Records excerpted from a collection:
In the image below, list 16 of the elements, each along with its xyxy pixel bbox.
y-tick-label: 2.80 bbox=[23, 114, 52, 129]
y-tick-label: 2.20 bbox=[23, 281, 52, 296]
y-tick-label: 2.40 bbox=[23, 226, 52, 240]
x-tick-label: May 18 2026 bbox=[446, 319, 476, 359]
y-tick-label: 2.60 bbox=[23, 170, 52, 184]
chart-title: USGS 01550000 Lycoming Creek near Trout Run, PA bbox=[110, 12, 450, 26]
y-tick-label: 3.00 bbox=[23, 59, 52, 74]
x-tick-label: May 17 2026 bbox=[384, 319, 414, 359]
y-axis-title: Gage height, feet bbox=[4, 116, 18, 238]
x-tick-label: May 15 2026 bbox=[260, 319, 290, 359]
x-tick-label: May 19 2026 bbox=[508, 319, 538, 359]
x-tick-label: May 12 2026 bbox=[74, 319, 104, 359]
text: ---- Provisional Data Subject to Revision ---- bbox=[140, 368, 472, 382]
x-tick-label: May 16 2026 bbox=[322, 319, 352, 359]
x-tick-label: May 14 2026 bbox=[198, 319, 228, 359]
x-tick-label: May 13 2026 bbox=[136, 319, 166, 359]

> **Given request**:
Reproduce every line of the records, starting at the first line and ending with the line that contains "y-axis-title: Gage height, feet".

> **Complete response**:
In the image below, list 16 of the elements, each along with its xyxy pixel bbox.
y-tick-label: 2.80 bbox=[23, 114, 52, 129]
y-tick-label: 2.20 bbox=[23, 281, 52, 296]
y-tick-label: 2.40 bbox=[23, 226, 52, 240]
x-tick-label: May 18 2026 bbox=[446, 319, 476, 359]
y-tick-label: 2.60 bbox=[23, 170, 52, 184]
chart-title: USGS 01550000 Lycoming Creek near Trout Run, PA bbox=[110, 12, 450, 26]
y-tick-label: 3.00 bbox=[23, 59, 52, 74]
x-tick-label: May 17 2026 bbox=[384, 319, 414, 359]
y-axis-title: Gage height, feet bbox=[4, 116, 18, 238]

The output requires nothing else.